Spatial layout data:
::::::::::

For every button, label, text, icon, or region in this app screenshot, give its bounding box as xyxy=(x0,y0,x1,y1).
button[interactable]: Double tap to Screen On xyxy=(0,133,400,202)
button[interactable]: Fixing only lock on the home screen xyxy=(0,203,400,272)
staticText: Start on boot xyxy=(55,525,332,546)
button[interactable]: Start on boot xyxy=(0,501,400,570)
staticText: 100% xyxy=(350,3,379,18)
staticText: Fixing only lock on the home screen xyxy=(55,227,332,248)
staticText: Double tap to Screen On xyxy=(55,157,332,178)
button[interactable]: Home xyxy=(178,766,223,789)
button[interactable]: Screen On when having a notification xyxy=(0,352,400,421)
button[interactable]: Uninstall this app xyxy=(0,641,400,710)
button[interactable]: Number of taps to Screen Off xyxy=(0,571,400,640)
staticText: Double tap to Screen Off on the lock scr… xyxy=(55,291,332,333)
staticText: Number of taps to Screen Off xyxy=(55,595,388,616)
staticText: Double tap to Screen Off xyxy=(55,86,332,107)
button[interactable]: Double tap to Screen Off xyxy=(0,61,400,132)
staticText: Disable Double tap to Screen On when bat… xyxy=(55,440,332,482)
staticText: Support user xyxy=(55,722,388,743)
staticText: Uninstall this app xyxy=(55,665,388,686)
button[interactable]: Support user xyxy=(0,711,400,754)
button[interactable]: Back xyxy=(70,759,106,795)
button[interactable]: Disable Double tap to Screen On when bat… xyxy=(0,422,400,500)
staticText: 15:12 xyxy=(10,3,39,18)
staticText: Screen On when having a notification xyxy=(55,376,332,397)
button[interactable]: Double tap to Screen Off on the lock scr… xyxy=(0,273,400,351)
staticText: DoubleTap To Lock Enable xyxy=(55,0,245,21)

::::::::::

EXERCISE REQUIREMENTS: Please extract every line of the items above and repeat each one exactly, without changing anything.

THE REPLY:
For every button, label, text, icon, or region in this app screenshot, give its bounding box as xyxy=(x0,y0,x1,y1).
button[interactable]: Double tap to Screen On xyxy=(0,133,400,202)
button[interactable]: Fixing only lock on the home screen xyxy=(0,203,400,272)
staticText: Start on boot xyxy=(55,525,332,546)
button[interactable]: Start on boot xyxy=(0,501,400,570)
staticText: 100% xyxy=(350,3,379,18)
staticText: Fixing only lock on the home screen xyxy=(55,227,332,248)
staticText: Double tap to Screen On xyxy=(55,157,332,178)
button[interactable]: Home xyxy=(178,766,223,789)
button[interactable]: Screen On when having a notification xyxy=(0,352,400,421)
button[interactable]: Uninstall this app xyxy=(0,641,400,710)
button[interactable]: Number of taps to Screen Off xyxy=(0,571,400,640)
staticText: Double tap to Screen Off on the lock scr… xyxy=(55,291,332,333)
staticText: Number of taps to Screen Off xyxy=(55,595,388,616)
staticText: Double tap to Screen Off xyxy=(55,86,332,107)
button[interactable]: Double tap to Screen Off xyxy=(0,61,400,132)
staticText: Disable Double tap to Screen On when bat… xyxy=(55,440,332,482)
staticText: Support user xyxy=(55,722,388,743)
staticText: Uninstall this app xyxy=(55,665,388,686)
button[interactable]: Support user xyxy=(0,711,400,754)
button[interactable]: Back xyxy=(70,759,106,795)
button[interactable]: Disable Double tap to Screen On when bat… xyxy=(0,422,400,500)
staticText: 15:12 xyxy=(10,3,39,18)
staticText: Screen On when having a notification xyxy=(55,376,332,397)
button[interactable]: Double tap to Screen Off on the lock scr… xyxy=(0,273,400,351)
staticText: DoubleTap To Lock Enable xyxy=(55,0,245,21)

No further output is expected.